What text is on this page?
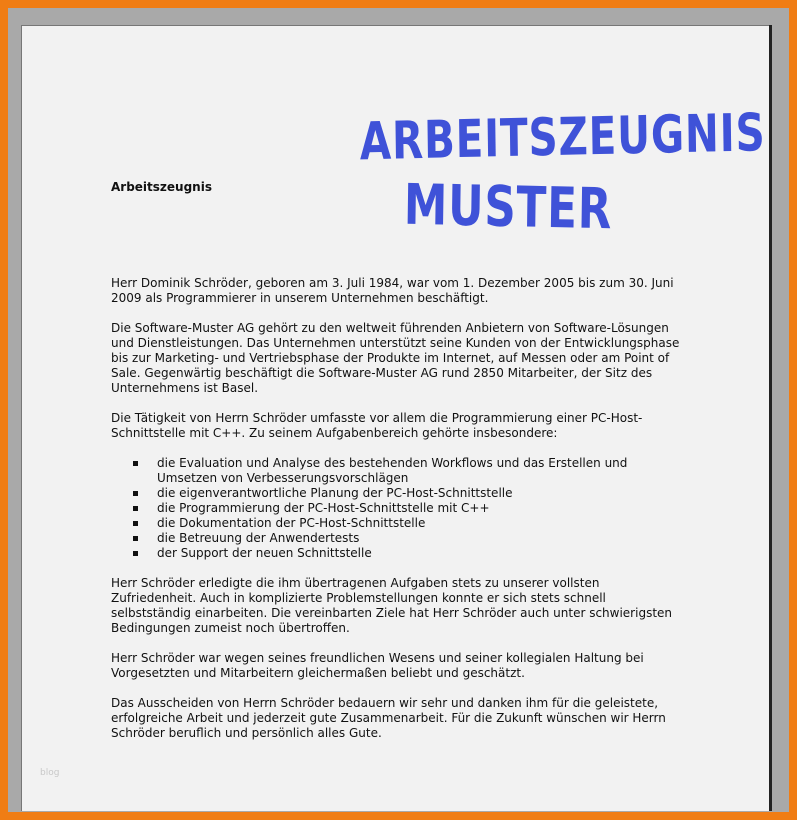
ARBEITSZEUGNIS
MUSTER
Arbeitszeugnis

Herr Dominik Schröder, geboren am 3. Juli 1984, war vom 1. Dezember 2005 bis zum 30. Juni 2009 als Programmierer in unserem Unternehmen beschäftigt.

Die Software-Muster AG gehört zu den weltweit führenden Anbietern von Software-Lösungen und Dienstleistungen. Das Unternehmen unterstützt seine Kunden von der Entwicklungsphase bis zur Marketing- und Vertriebsphase der Produkte im Internet, auf Messen oder am Point of Sale. Gegenwärtig beschäftigt die Software-Muster AG rund 2850 Mitarbeiter, der Sitz des Unternehmens ist Basel.

Die Tätigkeit von Herrn Schröder umfasste vor allem die Programmierung einer PC-Host-Schnittstelle mit C++. Zu seinem Aufgabenbereich gehörte insbesondere:

die Evaluation und Analyse des bestehenden Workflows und das Erstellen und Umsetzen von Verbesserungsvorschlägen
die eigenverantwortliche Planung der PC-Host-Schnittstelle
die Programmierung der PC-Host-Schnittstelle mit C++
die Dokumentation der PC-Host-Schnittstelle
die Betreuung der Anwendertests
der Support der neuen Schnittstelle

Herr Schröder erledigte die ihm übertragenen Aufgaben stets zu unserer vollsten Zufriedenheit. Auch in komplizierte Problemstellungen konnte er sich stets schnell selbstständig einarbeiten. Die vereinbarten Ziele hat Herr Schröder auch unter schwierigsten Bedingungen zumeist noch übertroffen.

Herr Schröder war wegen seines freundlichen Wesens und seiner kollegialen Haltung bei Vorgesetzten und Mitarbeitern gleichermaßen beliebt und geschätzt.

Das Ausscheiden von Herrn Schröder bedauern wir sehr und danken ihm für die geleistete, erfolgreiche Arbeit und jederzeit gute Zusammenarbeit. Für die Zukunft wünschen wir Herrn Schröder beruflich und persönlich alles Gute.

blog
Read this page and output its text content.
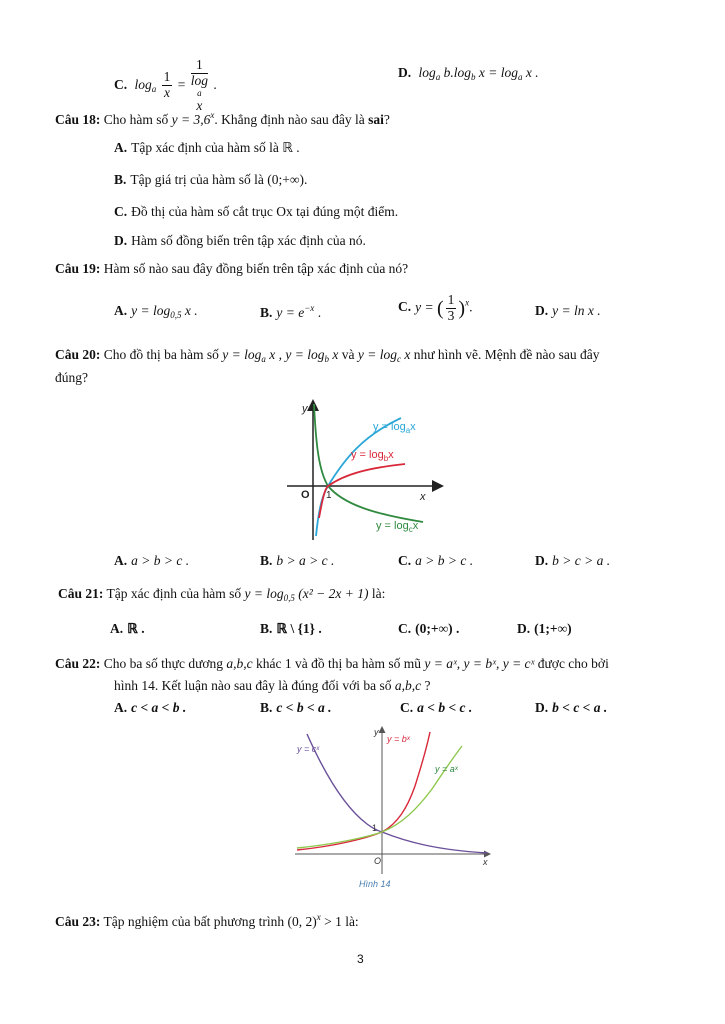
C. $\log_a \frac{1}{x} = 1$
log
a
x .
D. $\log_a b.\log_b$ $x = \log_a x$ .
Câu 18: Cho hàm số $y = 3,6^x$. Khẳng định nào sau đây là sai?
A. Tập xác định của hàm số là ℝ .
B. Tập giá trị của hàm số là (0;+∞).
C. Đồ thị của hàm số cắt trục Ox tại đúng một điểm.
D. Hàm số đồng biến trên tập xác định của nó.
Câu 19: Hàm số nào sau đây đồng biến trên tập xác định của nó?
A. $y = \log_{0,5} x$ .	B. $y = e^{-x}$ .	C. y = ( $\frac{1}{3} )^x$.	D. y = ln x .
Câu 20: Cho đồ thị ba hàm số $y = \log_a x$ , $y = \log_b x$ và $y = \log_c x$ như hình vẽ. Mệnh đề nào sau đây
đúng?
y
x
O 1
$y = \log_ax$
$y = \log_bx$
$y = \log_cx$
A. a > b > c .	B. b > a > c .	C. a > b > c .	D. b > c > a .
Câu 21: Tập xác định của hàm số $y = \log_{0,5} (x^2 - 2x + 1)$ là:
A. ℝ .	B. ℝ \ {1} .	C. (0;+∞) .	D. (1;+∞)
Câu 22: Cho ba số thực dương a,b,c khác 1 và đồ thị ba hàm số mũ y = aˣ, y = bˣ, y = cˣ được cho bởi
hình 14. Kết luận nào sau đây là đúng đối với ba số a,b,c ?
A. c < a < b .	B. c < b < a .	C. a < b < c .	D. b < c < a .
y
x
O
1
y = cˣ
y = bˣ
y = aˣ
Hình 14
Câu 23: Tập nghiệm của bất phương trình (0, 2)$^x$ > 1 là:
3
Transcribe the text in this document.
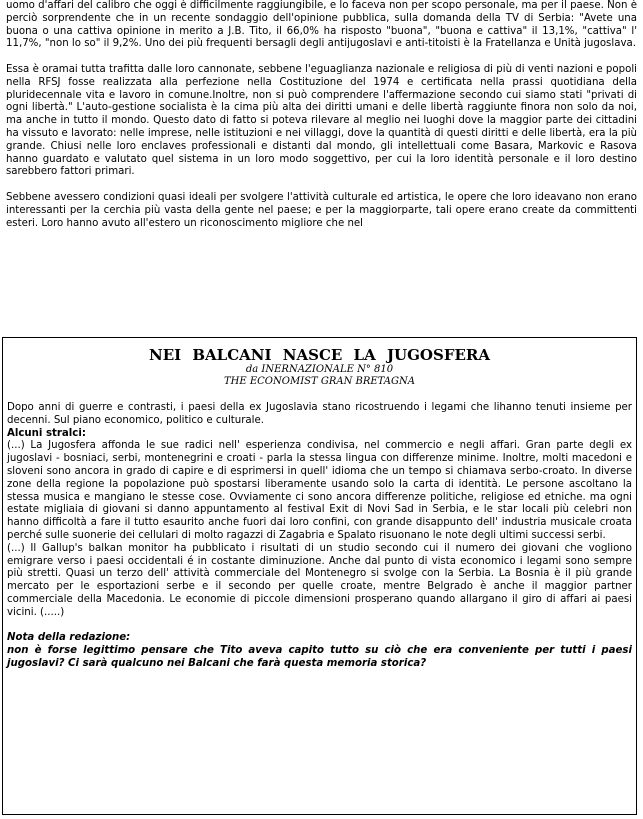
uomo d'affari del calibro che oggi è difficilmente raggiungibile, e lo faceva non per scopo personale, ma per il paese. Non è perciò sorprendente che in un recente sondaggio dell'opinione pubblica, sulla domanda della TV di Serbia: "Avete una buona o una cattiva opinione in merito a J.B. Tito, il 66,0% ha risposto "buona", "buona e cattiva" il 13,1%, "cattiva" l' 11,7%, "non lo so" il 9,2%. Uno dei più frequenti bersagli degli antijugoslavi e anti-titoisti è la Fratellanza e Unità jugoslava.

Essa è oramai tutta trafitta dalle loro cannonate, sebbene l'eguaglianza nazionale e religiosa di più di venti nazioni e popoli nella RFSJ fosse realizzata alla perfezione nella Costituzione del 1974 e certificata nella prassi quotidiana della pluridecennale vita e lavoro in comune.Inoltre, non si può comprendere l'affermazione secondo cui siamo stati "privati di ogni libertà." L'auto-gestione socialista è la cima più alta dei diritti umani e delle libertà raggiunte finora non solo da noi, ma anche in tutto il mondo. Questo dato di fatto si poteva rilevare al meglio nei luoghi dove la maggior parte dei cittadini ha vissuto e lavorato: nelle imprese, nelle istituzioni e nei villaggi, dove la quantità di questi diritti e delle libertà, era la più grande. Chiusi nelle loro enclaves professionali e distanti dal mondo, gli intellettuali come Basara, Markovic e Rasova hanno guardato e valutato quel sistema in un loro modo soggettivo, per cui la loro identità personale e il loro destino sarebbero fattori primari.

Sebbene avessero condizioni quasi ideali per svolgere l'attività culturale ed artistica, le opere che loro ideavano non erano interessanti per la cerchia più vasta della gente nel paese; e per la maggiorparte, tali opere erano create da committenti esteri. Loro hanno avuto all'estero un riconoscimento migliore che nel

NEI BALCANI NASCE LA JUGOSFERA

da INERNAZIONALE N° 810

THE ECONOMIST GRAN BRETAGNA

Dopo anni di guerre e contrasti, i paesi della ex Jugoslavia stano ricostruendo i legami che lihanno tenuti insieme per decenni. Sul piano economico, politico e culturale.

Alcuni stralci:

(...) La Jugosfera affonda le sue radici nell' esperienza condivisa, nel commercio e negli affari. Gran parte degli ex jugoslavi - bosniaci, serbi, montenegrini e croati - parla la stessa lingua con differenze minime. Inoltre, molti macedoni e sloveni sono ancora in grado di capire e di esprimersi in quell' idioma che un tempo si chiamava serbo-croato. In diverse zone della regione la popolazione può spostarsi liberamente usando solo la carta di identità. Le persone ascoltano la stessa musica e mangiano le stesse cose. Ovviamente ci sono ancora differenze politiche, religiose ed etniche. ma ogni estate migliaia di giovani si danno appuntamento al festival Exit di Novi Sad in Serbia, e le star locali più celebri non hanno difficoltà a fare il tutto esaurito anche fuori dai loro confini, con grande disappunto dell' industria musicale croata perché sulle suonerie dei cellulari di molto ragazzi di Zagabria e Spalato risuonano le note degli ultimi successi serbi.

(...) Il Gallup's balkan monitor ha pubblicato i risultati di un studio secondo cui il numero dei giovani che vogliono emigrare verso i paesi occidentali é in costante diminuzione. Anche dal punto di vista economico i legami sono sempre più stretti. Quasi un terzo dell' attività commerciale del Montenegro si svolge con la Serbia. La Bosnia è il più grande mercato per le esportazioni serbe e il secondo per quelle croate, mentre Belgrado è anche il maggior partner commerciale della Macedonia. Le economie di piccole dimensioni prosperano quando allargano il giro di affari ai paesi vicini. (.....)

Nota della redazione:

non è forse legittimo pensare che Tito aveva capito tutto su ciò che era conveniente per tutti i paesi jugoslavi? Ci sarà qualcuno nei Balcani che farà questa memoria storica?
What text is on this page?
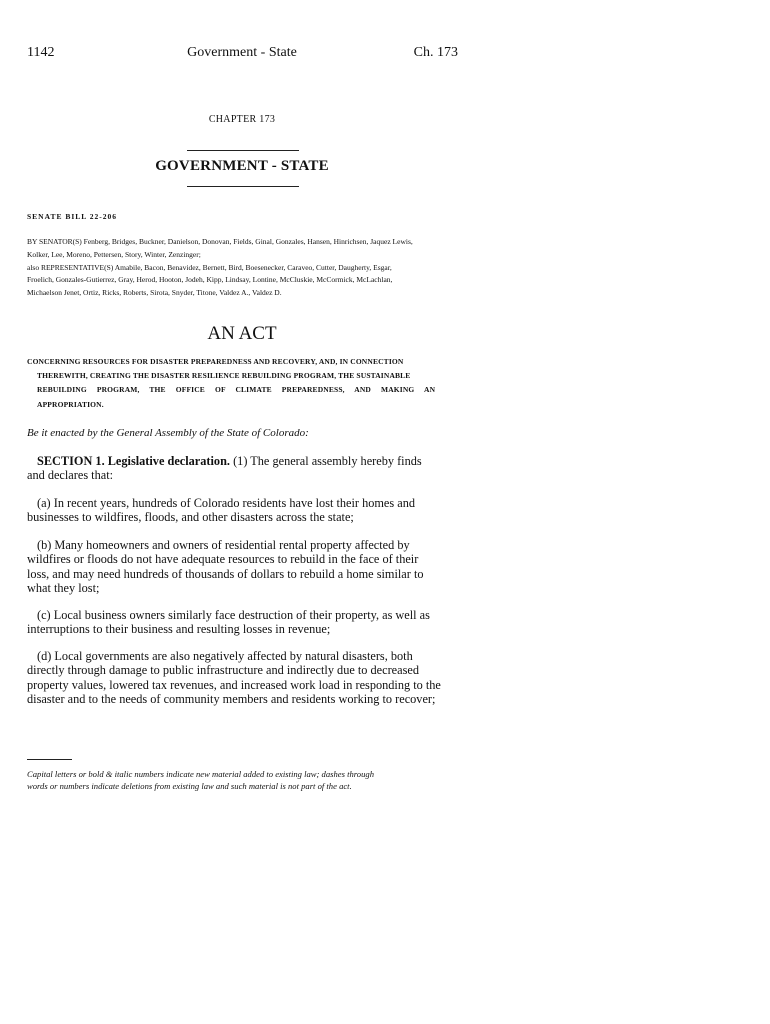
1142	Government - State	Ch. 173
CHAPTER 173
GOVERNMENT - STATE
SENATE BILL 22-206
BY SENATOR(S) Fenberg, Bridges, Buckner, Danielson, Donovan, Fields, Ginal, Gonzales, Hansen, Hinrichsen, Jaquez Lewis,
Kolker, Lee, Moreno, Pettersen, Story, Winter, Zenzinger;
also REPRESENTATIVE(S) Amabile, Bacon, Benavidez, Bernett, Bird, Boesenecker, Caraveo, Cutter, Daugherty, Esgar,
Froelich, Gonzales-Gutierrez, Gray, Herod, Hooton, Jodeh, Kipp, Lindsay, Lontine, McCluskie, McCormick, McLachlan,
Michaelson Jenet, Ortiz, Ricks, Roberts, Sirota, Snyder, Titone, Valdez A., Valdez D.
AN ACT
CONCERNING RESOURCES FOR DISASTER PREPAREDNESS AND RECOVERY, AND, IN CONNECTION
THEREWITH, CREATING THE DISASTER RESILIENCE REBUILDING PROGRAM, THE SUSTAINABLE
REBUILDING PROGRAM, THE OFFICE OF CLIMATE PREPAREDNESS, AND MAKING AN
APPROPRIATION.
Be it enacted by the General Assembly of the State of Colorado:
SECTION 1. Legislative declaration. (1) The general assembly hereby finds
and declares that:
(a) In recent years, hundreds of Colorado residents have lost their homes and
businesses to wildfires, floods, and other disasters across the state;
(b) Many homeowners and owners of residential rental property affected by
wildfires or floods do not have adequate resources to rebuild in the face of their
loss, and may need hundreds of thousands of dollars to rebuild a home similar to
what they lost;
(c) Local business owners similarly face destruction of their property, as well as
interruptions to their business and resulting losses in revenue;
(d) Local governments are also negatively affected by natural disasters, both
directly through damage to public infrastructure and indirectly due to decreased
property values, lowered tax revenues, and increased work load in responding to the
disaster and to the needs of community members and residents working to recover;
Capital letters or bold & italic numbers indicate new material added to existing law; dashes through
words or numbers indicate deletions from existing law and such material is not part of the act.
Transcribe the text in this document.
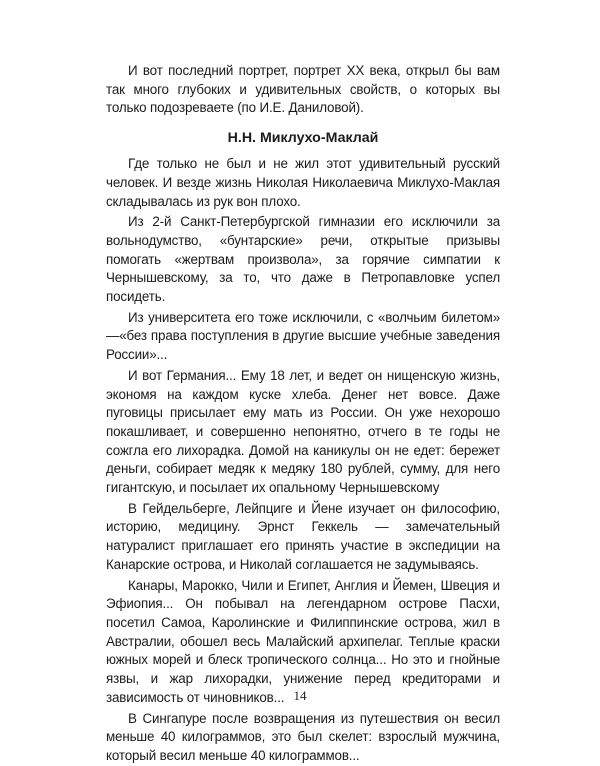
И вот последний портрет, портрет XX века, открыл бы вам так много глубоких и удивительных свойств, о которых вы только подозреваете (по И.Е. Даниловой).

Н.Н. Миклухо-Маклай

Где только не был и не жил этот удивительный русский человек. И везде жизнь Николая Николаевича Миклухо-Маклая складывалась из рук вон плохо.

Из 2-й Санкт-Петербургской гимназии его исключили за вольнодумство, «бунтарские» речи, открытые призывы помогать «жертвам произвола», за горячие симпатии к Чернышевскому, за то, что даже в Петропавловке успел посидеть.

Из университета его тоже исключили, с «волчьим билетом» —«без права поступления в другие высшие учебные заведения России»...

И вот Германия... Ему 18 лет, и ведет он нищенскую жизнь, экономя на каждом куске хлеба. Денег нет вовсе. Даже пуговицы присылает ему мать из России. Он уже нехорошо покашливает, и совершенно непонятно, отчего в те годы не сожгла его лихорадка. Домой на каникулы он не едет: бережет деньги, собирает медяк к медяку 180 рублей, сумму, для него гигантскую, и посылает их опальному Чернышевскому

В Гейдельберге, Лейпциге и Йене изучает он философию, историю, медицину. Эрнст Геккель — замечательный натуралист приглашает его принять участие в экспедиции на Канарские острова, и Николай соглашается не задумываясь.

Канары, Марокко, Чили и Египет, Англия и Йемен, Швеция и Эфиопия... Он побывал на легендарном острове Пасхи, посетил Самоа, Каролинские и Филиппинские острова, жил в Австралии, обошел весь Малайский архипелаг. Теплые краски южных морей и блеск тропического солнца... Но это и гнойные язвы, и жар лихорадки, унижение перед кредиторами и зависимость от чиновников...

В Сингапуре после возвращения из путешествия он весил меньше 40 килограммов, это был скелет: взрослый мужчина, который весил меньше 40 килограммов...

14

^^^^^^^^

> [WHAT IS ASKED]
Above are the entries; count how many of their lines contain the word "existing" and give only that number.

> [CORRECT ANSWER]
2